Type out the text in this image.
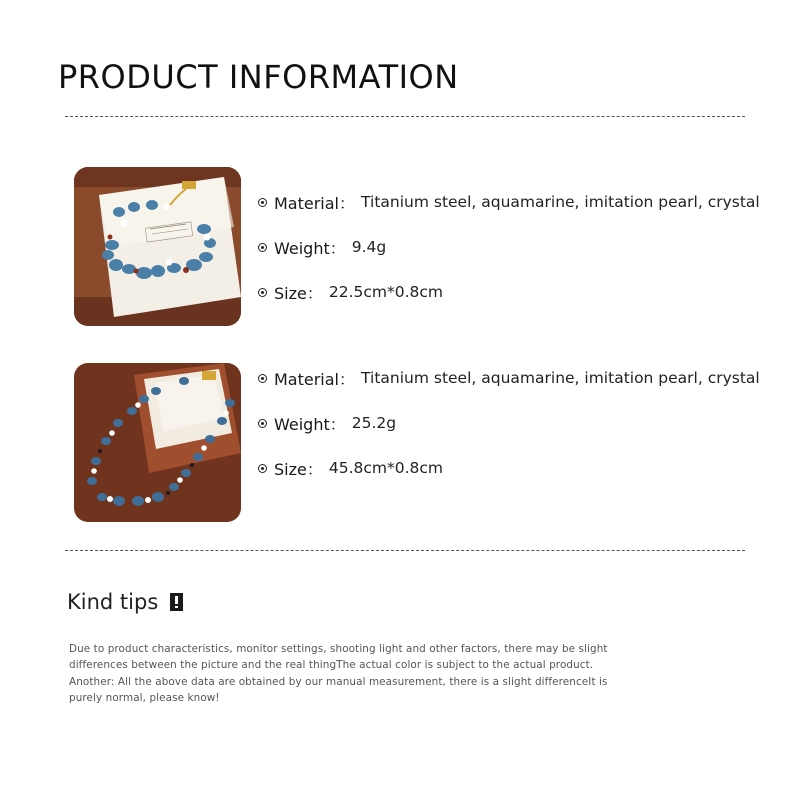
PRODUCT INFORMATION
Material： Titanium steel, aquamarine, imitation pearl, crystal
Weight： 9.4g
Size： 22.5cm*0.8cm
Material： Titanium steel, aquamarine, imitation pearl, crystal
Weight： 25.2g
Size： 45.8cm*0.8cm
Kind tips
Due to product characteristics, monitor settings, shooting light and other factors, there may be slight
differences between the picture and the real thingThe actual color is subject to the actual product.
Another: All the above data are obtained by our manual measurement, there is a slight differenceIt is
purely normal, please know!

The problem -> Each line of the material must be retyped exactly, except that images are omitted.

Final result ->
Type out the text in this image.
PRODUCT INFORMATION
Material： Titanium steel, aquamarine, imitation pearl, crystal
Weight： 9.4g
Size： 22.5cm*0.8cm
Material： Titanium steel, aquamarine, imitation pearl, crystal
Weight： 25.2g
Size： 45.8cm*0.8cm
Kind tips
Due to product characteristics, monitor settings, shooting light and other factors, there may be slight
differences between the picture and the real thingThe actual color is subject to the actual product.
Another: All the above data are obtained by our manual measurement, there is a slight differenceIt is
purely normal, please know!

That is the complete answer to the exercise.